Work instructions:
Copy each line below in which the word "Jane" occurs.

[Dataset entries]
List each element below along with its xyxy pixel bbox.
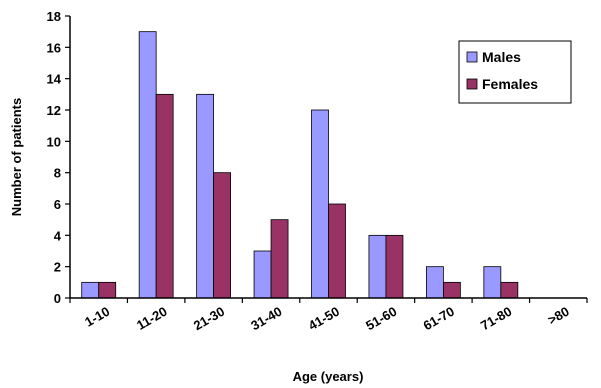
x-tick-label-80: >80	[545, 304, 572, 328]
bar-females-21-30	[213, 172, 232, 299]
y-tick-label: 0	[54, 291, 61, 306]
bar-females-61-70	[442, 281, 461, 299]
bar-males-21-30	[196, 93, 215, 299]
y-tick-label: 14	[47, 72, 62, 87]
x-tick-label-11-20: 11-20	[134, 304, 170, 333]
x-tick-label-41-50: 41-50	[306, 304, 342, 334]
y-tick-label: 4	[54, 228, 62, 243]
y-tick-label: 2	[54, 260, 61, 275]
x-axis-ticks: 1-10 11-20 21-30 31-40 41-50 51-60 61-70 71-80 >…	[69, 298, 588, 334]
legend-label-males: Males	[482, 49, 521, 65]
x-tick-label-71-80: 71-80	[478, 304, 514, 334]
legend: Males Females	[458, 40, 572, 104]
bar-females-31-40	[270, 219, 289, 299]
y-tick-label: 8	[54, 166, 61, 181]
bar-males-51-60	[368, 234, 387, 299]
bar-males-71-80	[483, 266, 502, 299]
y-tick-label: 18	[47, 9, 61, 24]
legend-label-females: Females	[482, 76, 538, 92]
x-tick-label-1-10: 1-10	[82, 304, 112, 330]
bar-females-41-50	[328, 203, 346, 299]
x-tick-label-21-30: 21-30	[191, 304, 227, 334]
bar-females-1-10	[98, 281, 117, 299]
bar-males-41-50	[311, 109, 329, 299]
x-tick-label-61-70: 61-70	[421, 304, 457, 334]
bar-males-1-10	[81, 281, 100, 299]
y-tick-label: 12	[47, 103, 61, 118]
x-tick-label-51-60: 51-60	[363, 304, 399, 334]
bars	[81, 31, 519, 299]
bar-females-51-60	[385, 234, 404, 299]
legend-swatch-males	[466, 51, 478, 63]
y-tick-label: 10	[47, 134, 61, 149]
x-tick-label-31-40: 31-40	[248, 304, 284, 334]
legend-box	[458, 40, 572, 104]
y-tick-label: 6	[54, 197, 61, 212]
y-tick-label: 16	[47, 40, 61, 55]
bar-males-61-70	[425, 266, 444, 299]
y-axis-ticks: 0 2 4 6 8 10 12 14 16 18	[47, 9, 70, 306]
bar-females-11-20	[155, 93, 174, 299]
bar-males-11-20	[138, 31, 157, 299]
y-axis-label: Number of patients	[9, 98, 24, 216]
bar-males-31-40	[253, 250, 272, 299]
legend-swatch-females	[466, 78, 478, 90]
bar-females-71-80	[500, 281, 519, 299]
x-axis-label: Age (years)	[293, 369, 364, 384]
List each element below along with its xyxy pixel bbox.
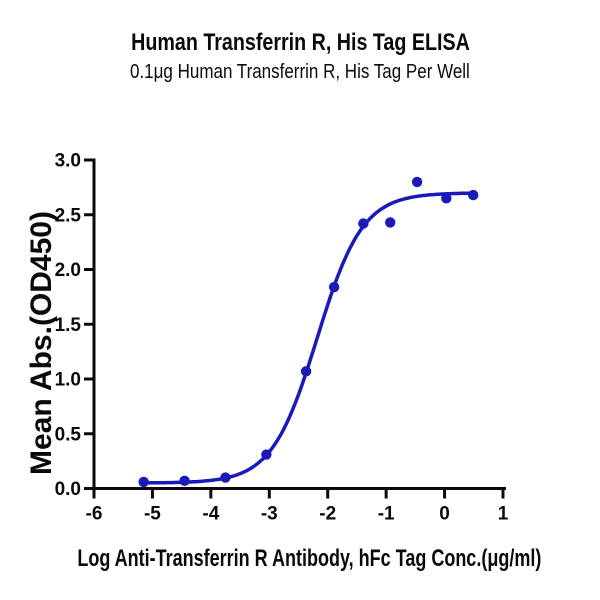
y-tick-label: 3.0 bbox=[55, 151, 81, 172]
fit-curve bbox=[141, 191, 475, 485]
x-axis-title-text: Log Anti-Transferrin R Antibody, hFc Tag… bbox=[77, 545, 542, 572]
y-tick-label: 2.5 bbox=[55, 205, 82, 226]
chart-subtitle-text: 0.1μg Human Transferrin R, His Tag Per W… bbox=[130, 61, 470, 83]
x-tick-label: -6 bbox=[86, 504, 103, 525]
x-tick-label: 0 bbox=[439, 504, 450, 525]
y-tick-label: 0.0 bbox=[55, 479, 81, 500]
x-axis-title: Log Anti-Transferrin R Antibody, hFc Tag… bbox=[0, 545, 541, 573]
data-point bbox=[261, 449, 272, 460]
y-axis-title-text: Mean Abs.(OD450) bbox=[25, 211, 58, 475]
chart-subtitle: 0.1μg Human Transferrin R, His Tag Per W… bbox=[0, 61, 600, 84]
x-tick-label: -3 bbox=[261, 504, 278, 525]
chart-title: Human Transferrin R, His Tag ELISA bbox=[0, 29, 600, 57]
x-tick-label: -1 bbox=[378, 504, 395, 525]
data-point bbox=[138, 476, 149, 488]
data-point bbox=[411, 176, 423, 188]
data-point bbox=[179, 475, 190, 487]
data-point bbox=[385, 217, 396, 228]
x-tick-label: -5 bbox=[144, 504, 161, 525]
y-tick-label: 1.5 bbox=[55, 315, 82, 336]
y-tick-label: 2.0 bbox=[55, 260, 81, 281]
data-point bbox=[220, 472, 231, 483]
y-tick-label: 0.5 bbox=[55, 424, 82, 445]
data-point bbox=[328, 281, 340, 293]
x-tick-label: -2 bbox=[319, 504, 336, 525]
data-point bbox=[300, 366, 312, 377]
x-tick-label: -4 bbox=[202, 504, 219, 525]
data-point bbox=[441, 193, 452, 204]
data-point bbox=[358, 218, 369, 229]
x-tick-label: 1 bbox=[498, 504, 509, 525]
data-point bbox=[468, 189, 479, 201]
chart-title-text: Human Transferrin R, His Tag ELISA bbox=[130, 29, 470, 56]
y-tick-label: 1.0 bbox=[55, 370, 81, 391]
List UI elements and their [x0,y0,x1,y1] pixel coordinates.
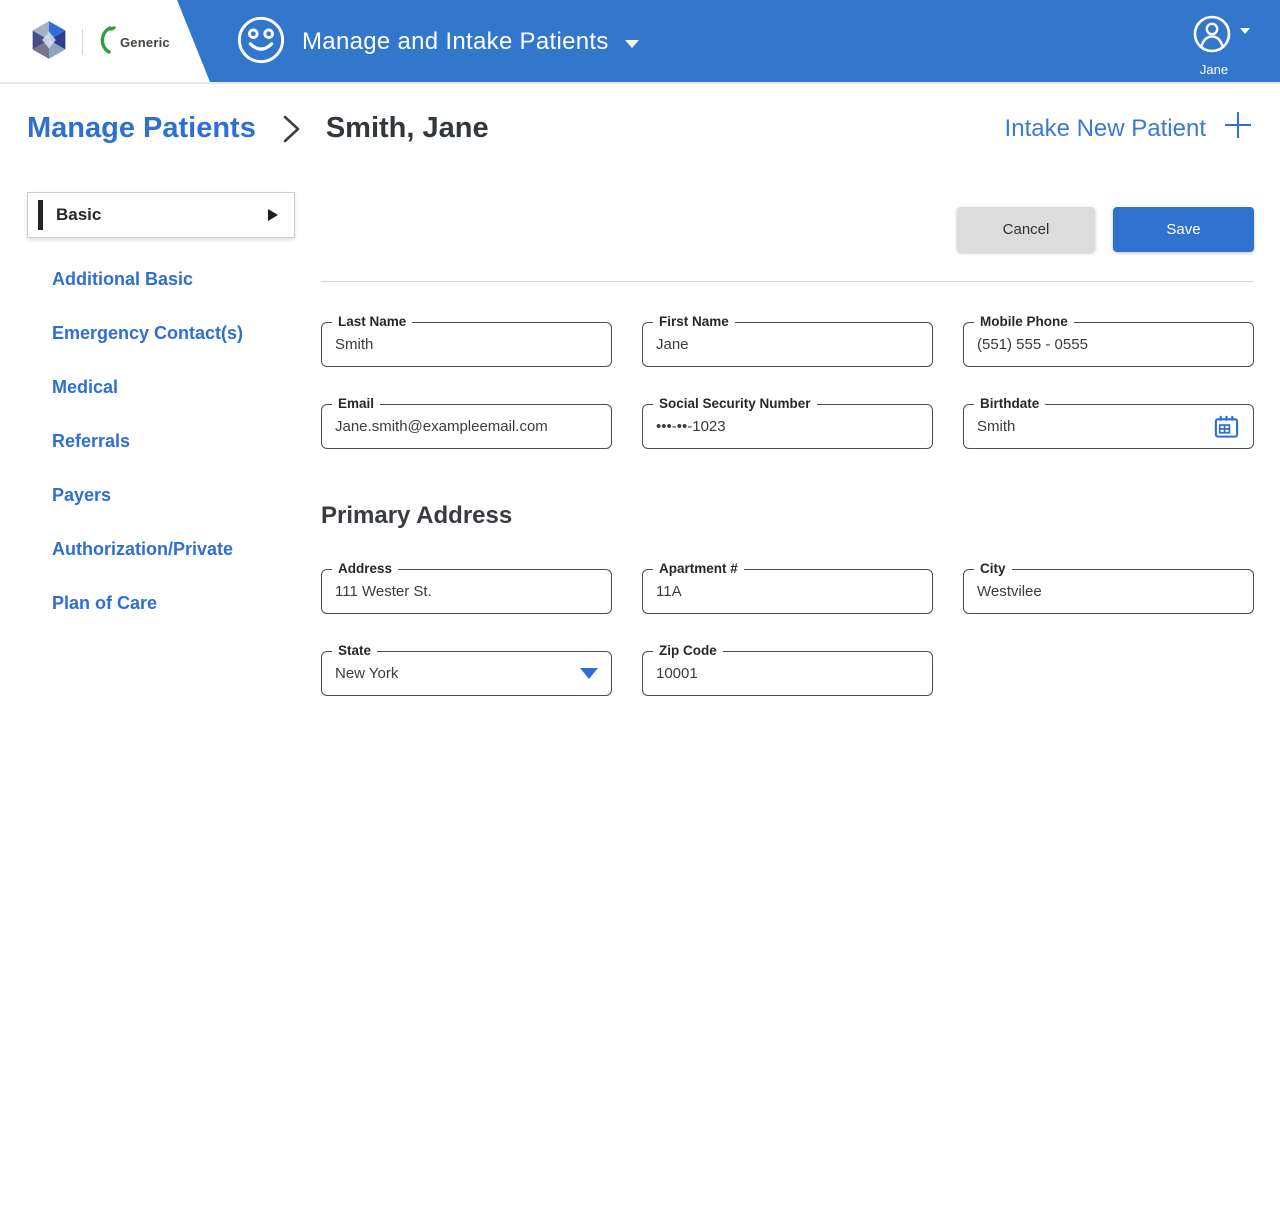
apartment-input[interactable]: 11A [656,583,682,601]
triangle-right-icon [268,209,278,221]
mobile-phone-field[interactable]: Mobile Phone (551) 555 - 0555 [963,314,1254,367]
last-name-label: Last Name [332,314,413,329]
address-field[interactable]: Address 111 Wester St. [321,561,612,615]
email-label: Email [332,396,381,411]
generic-logo: Generic [95,25,170,60]
caret-down-icon[interactable] [580,668,598,680]
city-input[interactable]: Westvilee [977,583,1042,601]
mobile-phone-input[interactable]: (551) 555 - 0555 [977,336,1088,353]
app-title: Manage and Intake Patients [302,28,609,55]
brand-divider [82,29,83,55]
state-select-value[interactable]: New York [335,665,399,683]
calendar-icon[interactable] [1213,413,1240,440]
patient-section-nav: Basic Additional Basic Emergency Contact… [27,192,295,696]
active-indicator-bar [38,200,43,230]
chevron-right-icon [282,113,302,145]
ssn-label: Social Security Number [653,396,817,411]
brand-area: Generic [28,0,170,84]
birthdate-label: Birthdate [974,396,1046,411]
chevron-down-icon [624,39,639,48]
city-field[interactable]: City Westvilee [963,561,1254,615]
last-name-field[interactable]: Last Name Smith [321,314,612,367]
sidebar-item-authorization-private[interactable]: Authorization/Private [52,539,234,559]
chevron-down-icon [1240,28,1250,34]
header-blue-band [177,0,1280,82]
breadcrumb-parent-link[interactable]: Manage Patients [27,112,256,144]
sidebar-item-label: Basic [56,205,102,224]
ssn-field[interactable]: Social Security Number •••-••-1023 [642,396,933,449]
user-menu[interactable]: Jane [1192,14,1250,77]
intake-new-patient-label: Intake New Patient [1004,114,1206,142]
address-label: Address [332,561,399,577]
brand-name-label: Generic [120,34,170,50]
green-leaf-g-icon [95,25,117,60]
sidebar-item-emergency-contacts[interactable]: Emergency Contact(s) [52,323,244,343]
main-area: Basic Additional Basic Emergency Contact… [27,192,1254,697]
form-actions: Cancel Save [321,207,1254,252]
breadcrumb: Manage Patients Smith, Jane Intake New P… [27,109,1254,148]
user-name-label: Jane [1199,62,1229,77]
mobile-phone-label: Mobile Phone [974,314,1074,329]
first-name-label: First Name [653,314,735,329]
zip-code-field[interactable]: Zip Code 10001 [642,643,933,697]
sidebar-list: Additional Basic Emergency Contact(s) Me… [27,269,295,614]
sidebar-item-additional-basic[interactable]: Additional Basic [52,269,194,289]
primary-address-heading: Primary Address [321,502,513,529]
apartment-field[interactable]: Apartment # 11A [642,561,933,615]
user-avatar-icon [1192,14,1232,59]
zip-code-label: Zip Code [653,643,723,659]
save-button[interactable]: Save [1113,207,1254,252]
smiley-icon [236,15,286,70]
cancel-button[interactable]: Cancel [957,207,1095,252]
section-divider [321,281,1254,282]
first-name-input[interactable]: Jane [656,336,689,353]
app-title-menu[interactable]: Manage and Intake Patients [236,0,639,84]
zip-code-input[interactable]: 10001 [656,665,698,683]
breadcrumb-current: Smith, Jane [325,112,489,144]
state-label: State [332,643,378,659]
sidebar-item-referrals[interactable]: Referrals [52,431,131,451]
top-bar: Generic Manage and Intake Patients [0,0,1280,84]
sidebar-item-medical[interactable]: Medical [52,377,119,397]
ssn-input[interactable]: •••-••-1023 [656,418,726,435]
grid-spacer [963,651,1254,696]
sidebar-item-payers[interactable]: Payers [52,485,112,505]
state-field[interactable]: State New York [321,643,612,697]
intake-new-patient-button[interactable]: Intake New Patient [1005,109,1254,148]
city-label: City [974,561,1012,577]
email-field[interactable]: Email Jane.smith@exampleemail.com [321,396,612,449]
last-name-input[interactable]: Smith [335,336,374,353]
birthdate-input[interactable]: Smith [977,418,1016,435]
sidebar-item-plan-of-care[interactable]: Plan of Care [52,593,158,613]
first-name-field[interactable]: First Name Jane [642,314,933,367]
sidebar-item-basic[interactable]: Basic [27,192,295,238]
plus-icon [1222,109,1254,148]
hexagon-logo-icon [28,19,70,66]
apartment-label: Apartment # [653,561,744,577]
email-input[interactable]: Jane.smith@exampleemail.com [335,418,548,435]
address-input[interactable]: 111 Wester St. [335,583,432,601]
basic-fields-grid: Last Name Smith First Name Jane Mobile P… [321,314,1254,449]
birthdate-field[interactable]: Birthdate Smith [963,396,1254,449]
address-fields-grid: Address 111 Wester St. Apartment # 11A C… [321,561,1254,697]
basic-form-panel: Cancel Save Last Name Smith First Name J… [321,192,1254,697]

Response for this exercise:
user-menu[interactable]: Jane [1192,14,1250,77]
breadcrumb: Manage Patients Smith, Jane Intake New P… [27,109,1254,148]
user-name-label: Jane [1199,62,1229,77]
first-name-input[interactable]: Jane [656,336,689,353]
breadcrumb-current: Smith, Jane [325,112,489,144]
email-field[interactable]: Email Jane.smith@exampleemail.com [321,396,612,449]
first-name-field[interactable]: First Name Jane [642,314,933,367]
email-input[interactable]: Jane.smith@exampleemail.com [335,418,548,435]
basic-fields-grid: Last Name Smith First Name Jane Mobile P… [321,314,1254,449]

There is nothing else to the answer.